■ **Data entries**:
= = = =

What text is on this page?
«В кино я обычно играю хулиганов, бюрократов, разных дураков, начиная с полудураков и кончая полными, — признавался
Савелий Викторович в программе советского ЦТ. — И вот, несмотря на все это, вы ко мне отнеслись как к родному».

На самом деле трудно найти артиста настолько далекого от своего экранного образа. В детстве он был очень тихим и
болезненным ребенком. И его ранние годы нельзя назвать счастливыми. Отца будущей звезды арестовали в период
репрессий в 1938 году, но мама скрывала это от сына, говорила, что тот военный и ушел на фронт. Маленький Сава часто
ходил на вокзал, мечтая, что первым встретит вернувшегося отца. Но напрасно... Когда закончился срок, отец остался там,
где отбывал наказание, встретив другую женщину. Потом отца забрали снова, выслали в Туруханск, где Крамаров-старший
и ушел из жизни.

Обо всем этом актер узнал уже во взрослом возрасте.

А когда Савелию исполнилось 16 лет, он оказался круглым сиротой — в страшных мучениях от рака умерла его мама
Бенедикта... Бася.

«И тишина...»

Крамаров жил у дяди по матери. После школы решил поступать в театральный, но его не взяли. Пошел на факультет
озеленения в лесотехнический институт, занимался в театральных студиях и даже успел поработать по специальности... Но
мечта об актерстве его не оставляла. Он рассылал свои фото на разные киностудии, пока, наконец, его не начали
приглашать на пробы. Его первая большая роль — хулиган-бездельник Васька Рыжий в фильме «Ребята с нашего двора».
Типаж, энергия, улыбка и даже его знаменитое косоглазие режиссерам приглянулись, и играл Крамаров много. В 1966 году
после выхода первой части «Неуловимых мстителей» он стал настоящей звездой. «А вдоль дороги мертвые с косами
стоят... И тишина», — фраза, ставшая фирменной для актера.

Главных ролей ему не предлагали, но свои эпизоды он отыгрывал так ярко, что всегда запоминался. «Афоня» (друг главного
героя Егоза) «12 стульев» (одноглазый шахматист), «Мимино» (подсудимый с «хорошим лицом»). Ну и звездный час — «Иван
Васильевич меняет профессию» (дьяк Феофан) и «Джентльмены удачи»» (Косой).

= = = =

■ **Required work**: Find and copy each line above that includes the string "даже".

■ **The response**:
озеленения в лесотехнический институт, занимался в театральных студиях и даже успел поработать по специальности... Но
Типаж, энергия, улыбка и даже его знаменитое косоглазие режиссерам приглянулись, и играл Крамаров много. В 1966 году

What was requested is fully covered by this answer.